TEXT FOR ANALYSIS.
At the time I thought that the first problem I'd have to resolve in order to be able to write a Free replacement boot loader/BIOS for the Bifferboard would be to figure out how to talk to it's JTAG. After some research I concluded that the RDC CPU that drives the Bifferboard does not have any public information about it's JTAG interface available.

Luckily the guys selling the Bifferboard and it's proprietary boot loader/BIOS also sell a proprietary JTAG flashing utility (called BiffJTAG) that runs on GNU/Linux. I didn't like the idea of having to use this proprietary tool in order to replace the proprietary boot loader/BIOS but I did not see any other option at the time.

This has been the first time ever I dove under the High level language layer for anything other than a AVR Microcontroller. Unsurprisingly I had difficulties figuring out how to get going so I soon abandoned the project. Not only because I could not figure out the disassembled code but also because I simply would not use a proprietary tool for developing my Free replacement for BiffBoot and because school was not giving me much time/motivation at the time either.

As the summer holidays were getting ever closer I started to pick up interest in the project again. I started to make progress with disassembling BiffBoot when I finally figured out that the reset vector of modern x86 CPUs is at physical address 0xFFFF_FFF0. Originally I had thought the CPU would just start at 0x0 (relative to the BiffBoot binary I was analyzing) but the code there did not make the slightest bit of sense disassembled as 16 bit real-mode assembly. Using this piece of information however I was able to find the BIOSes real entry point and follow the execution flow from there.

I also had some problems understanding how the whole Port mapped I/O stuff worked, being used to the AVR's memory mapped I/O it seemed rather bizarre to me. But I soon figured out how to talk to the devices on the CPU's internal I/O bus and the PCI config space mostly thanks to my insights from reading the BiffBoot disassembly.

STUDY MATERIAL.
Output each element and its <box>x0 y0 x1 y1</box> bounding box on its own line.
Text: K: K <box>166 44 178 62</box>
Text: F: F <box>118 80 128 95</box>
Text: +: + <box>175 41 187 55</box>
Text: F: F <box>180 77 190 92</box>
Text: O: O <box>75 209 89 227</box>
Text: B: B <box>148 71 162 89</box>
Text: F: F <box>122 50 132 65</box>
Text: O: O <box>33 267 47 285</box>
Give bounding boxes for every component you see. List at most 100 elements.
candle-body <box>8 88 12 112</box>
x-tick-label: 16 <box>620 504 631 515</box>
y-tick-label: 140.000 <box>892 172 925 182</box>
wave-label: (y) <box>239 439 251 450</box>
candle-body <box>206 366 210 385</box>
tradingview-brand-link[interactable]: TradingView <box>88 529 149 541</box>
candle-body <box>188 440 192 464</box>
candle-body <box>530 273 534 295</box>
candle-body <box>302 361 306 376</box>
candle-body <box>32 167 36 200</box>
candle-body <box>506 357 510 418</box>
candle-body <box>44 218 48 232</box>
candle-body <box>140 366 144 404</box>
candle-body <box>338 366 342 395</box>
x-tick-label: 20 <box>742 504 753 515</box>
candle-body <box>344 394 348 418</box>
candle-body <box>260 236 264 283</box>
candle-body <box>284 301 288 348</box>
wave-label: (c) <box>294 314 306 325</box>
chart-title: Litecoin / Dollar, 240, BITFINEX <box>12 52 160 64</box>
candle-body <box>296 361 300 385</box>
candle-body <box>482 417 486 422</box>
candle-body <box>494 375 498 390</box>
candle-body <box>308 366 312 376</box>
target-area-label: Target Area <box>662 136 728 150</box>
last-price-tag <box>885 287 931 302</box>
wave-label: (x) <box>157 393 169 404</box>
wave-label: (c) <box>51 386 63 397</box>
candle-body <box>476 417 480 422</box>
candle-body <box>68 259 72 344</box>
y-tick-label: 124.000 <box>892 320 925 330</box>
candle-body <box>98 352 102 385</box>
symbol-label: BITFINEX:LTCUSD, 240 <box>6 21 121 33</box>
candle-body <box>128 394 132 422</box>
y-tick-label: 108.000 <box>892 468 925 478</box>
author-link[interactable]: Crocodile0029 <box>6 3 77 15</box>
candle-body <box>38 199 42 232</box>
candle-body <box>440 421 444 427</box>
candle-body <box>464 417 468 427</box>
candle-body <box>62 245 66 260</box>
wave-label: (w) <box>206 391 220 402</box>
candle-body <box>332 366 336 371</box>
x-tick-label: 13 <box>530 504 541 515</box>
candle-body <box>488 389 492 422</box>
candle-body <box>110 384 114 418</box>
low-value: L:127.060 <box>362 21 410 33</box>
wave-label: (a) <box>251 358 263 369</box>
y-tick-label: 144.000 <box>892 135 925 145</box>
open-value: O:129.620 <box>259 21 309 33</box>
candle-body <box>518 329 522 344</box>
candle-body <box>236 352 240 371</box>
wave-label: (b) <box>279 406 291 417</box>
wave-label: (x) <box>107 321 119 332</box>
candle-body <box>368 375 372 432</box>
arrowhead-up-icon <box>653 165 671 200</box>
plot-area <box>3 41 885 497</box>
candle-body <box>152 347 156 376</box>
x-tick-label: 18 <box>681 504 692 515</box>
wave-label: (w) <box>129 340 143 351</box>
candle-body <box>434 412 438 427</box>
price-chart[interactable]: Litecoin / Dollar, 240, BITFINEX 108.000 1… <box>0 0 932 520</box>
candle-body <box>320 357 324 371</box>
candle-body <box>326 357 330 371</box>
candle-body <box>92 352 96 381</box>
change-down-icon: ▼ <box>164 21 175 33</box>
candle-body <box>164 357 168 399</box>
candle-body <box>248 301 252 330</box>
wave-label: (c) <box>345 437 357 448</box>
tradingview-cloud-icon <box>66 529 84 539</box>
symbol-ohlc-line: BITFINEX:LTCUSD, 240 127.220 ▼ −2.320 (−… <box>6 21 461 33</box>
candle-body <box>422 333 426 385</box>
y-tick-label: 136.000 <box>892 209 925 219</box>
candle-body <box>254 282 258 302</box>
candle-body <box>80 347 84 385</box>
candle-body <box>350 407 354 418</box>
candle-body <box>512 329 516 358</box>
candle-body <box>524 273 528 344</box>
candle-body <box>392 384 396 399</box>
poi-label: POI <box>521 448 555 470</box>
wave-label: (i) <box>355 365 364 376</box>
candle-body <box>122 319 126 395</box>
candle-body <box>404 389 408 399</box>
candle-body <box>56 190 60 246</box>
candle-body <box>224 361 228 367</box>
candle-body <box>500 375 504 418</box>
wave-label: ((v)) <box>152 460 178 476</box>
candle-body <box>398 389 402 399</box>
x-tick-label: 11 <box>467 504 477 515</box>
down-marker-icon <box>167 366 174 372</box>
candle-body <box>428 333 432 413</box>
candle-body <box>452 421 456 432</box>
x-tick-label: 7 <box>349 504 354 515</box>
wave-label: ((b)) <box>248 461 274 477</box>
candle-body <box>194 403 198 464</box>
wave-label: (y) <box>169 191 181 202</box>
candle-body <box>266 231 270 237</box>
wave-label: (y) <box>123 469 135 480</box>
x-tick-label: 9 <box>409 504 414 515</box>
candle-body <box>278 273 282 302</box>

TASKS TO PERFORM.
[a] Reproduce the stretch of the Bifferboard passage from "This has been" through "the time either." word for word.
[b] Extend the Bifferboard passage, picking up right after its last sentence.
You can set the records aside; they play no part here.

RESPONSES BY ITEM NUMBER.
[a]
This has been the first time ever I dove under the High level language layer for anything other than a AVR Microcontroller. Unsurprisingly I had difficulties figuring out how to get going so I soon abandoned the project. Not only because I could not figure out the disassembled code but also because I simply would not use a proprietary tool for developing my Free replacement for BiffBoot and because school was not giving me much time/motivation at the time either.

[b]
Now at this stage everything was going fine, I was going through the BiffBoot code, tracking its workings using a hacked together qemu and gdb setup (gdb behaves really strange in real-mode which is also one of the reasons i could not make sense of the code earlier) however I soon hit a roadblock when I realized that BiffBoot is writing to PCI devices' config space that don't even exist(neither in the documentation nor on the bus, I checked).

Although I didn't like not understanding parts of the code at first I decided to simply move on in order to keep myself going but there are a lot of references to non existent PCI devices in the BiffBoot code.

Right now I am fighting with getting the RDC R3210's North Bridge to make SDRAM working and getting into protected mode as well as a thousand other things (short listing follows). Anyways I'll keep anybody who reads this posted ;)

Things I am currently fighting with working on

Things that already work

--Mon Jul 11 23:24:26 UTC 2011

Hello World, this is my (B)log

So this appears to be my oh so simple Blog now. I wanted to have one forever but only just now i found the motivation to spit out the few lines of javascript to implement a markdown based blog that does what I want -- being just one file I can edit using Emacs and tramp over ssh that is.

--Mon Jul 11 21:33:51 UTC 2011

So while writing this I discovered a styling bug. I thought I had adjusted my site's width and font-size to get approximately 80 character per line wrapping, but I had assumed wrong. So now I changed the font to 'DejaVu Sans Mono' and corrected the width. It still looks kind of strange for some reason but at least the wrapping is correct now and it looks more like my local Emacs :)

--Mon Jul 11 22:15:30 UTC 2011

This is my personal braindump, its not really supposed to be a blog as in a thing that people actually want to read but rather a log as in a place for me to dump thoughts to and just write down what I'm doing. Anyone is welcome to read this dump though, just don't expect any language that actually makes sense or anything.

The source code for this (b)log is here: http://dxld.at/syslog.md its a pretty neat self contained perl script that uses pandoc to convert the markdown to html. The most awesome feature is that the actual markdown blog source is in the same file as the perl script thanks to perl's __DATA__ token.